* _Exercise details_:
Select the lines below containing the word "Company".
--- Begin Extracted material ---
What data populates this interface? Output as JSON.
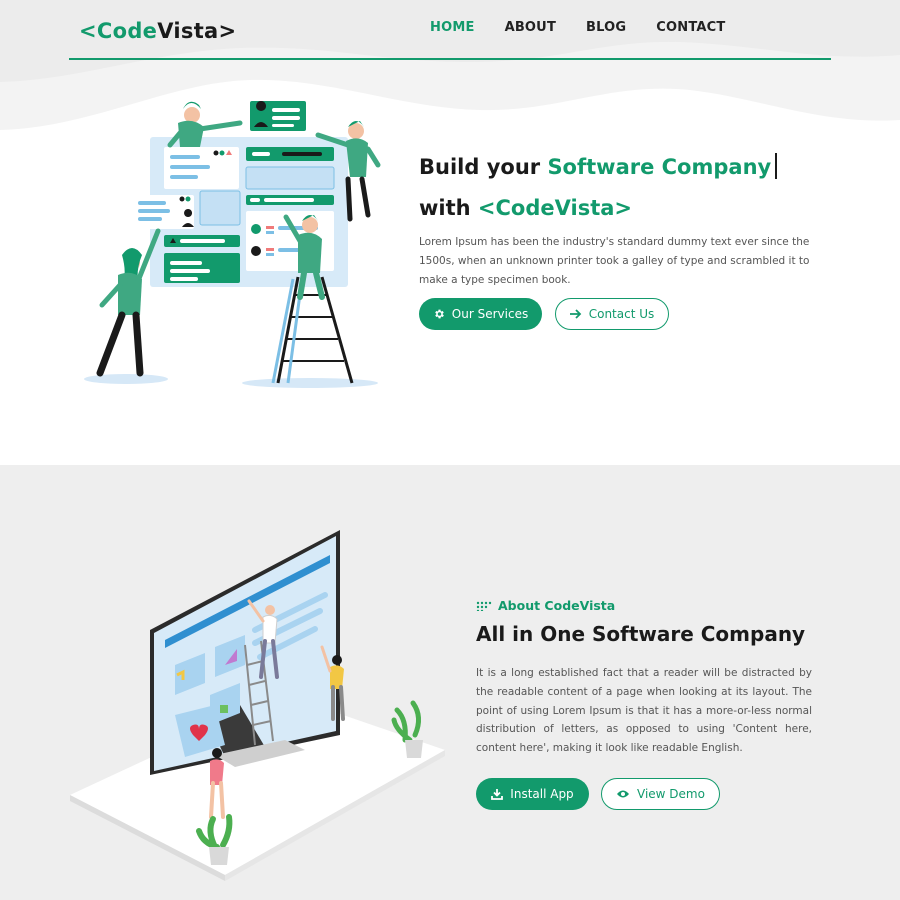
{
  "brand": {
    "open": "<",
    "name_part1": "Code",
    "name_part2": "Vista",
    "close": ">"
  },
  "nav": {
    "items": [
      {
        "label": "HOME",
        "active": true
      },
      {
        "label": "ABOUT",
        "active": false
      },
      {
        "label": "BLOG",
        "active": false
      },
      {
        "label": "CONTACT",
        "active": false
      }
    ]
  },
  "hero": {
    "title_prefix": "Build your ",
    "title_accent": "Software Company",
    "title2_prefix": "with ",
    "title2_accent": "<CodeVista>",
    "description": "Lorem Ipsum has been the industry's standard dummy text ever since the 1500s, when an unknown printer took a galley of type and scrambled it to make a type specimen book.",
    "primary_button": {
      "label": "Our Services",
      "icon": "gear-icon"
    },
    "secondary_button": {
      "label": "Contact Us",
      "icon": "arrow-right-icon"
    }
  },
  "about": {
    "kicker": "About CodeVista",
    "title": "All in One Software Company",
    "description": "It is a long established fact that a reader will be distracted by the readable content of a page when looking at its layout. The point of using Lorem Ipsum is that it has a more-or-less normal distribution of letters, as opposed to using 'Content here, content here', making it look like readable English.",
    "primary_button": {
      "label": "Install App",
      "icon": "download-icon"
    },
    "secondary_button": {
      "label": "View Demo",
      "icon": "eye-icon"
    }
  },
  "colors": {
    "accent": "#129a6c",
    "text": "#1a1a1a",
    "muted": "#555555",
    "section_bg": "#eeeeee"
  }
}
--- End Extracted material ---
* _Exercise output_:
    "title_accent": "Software Company",
    "title": "All in One Software Company",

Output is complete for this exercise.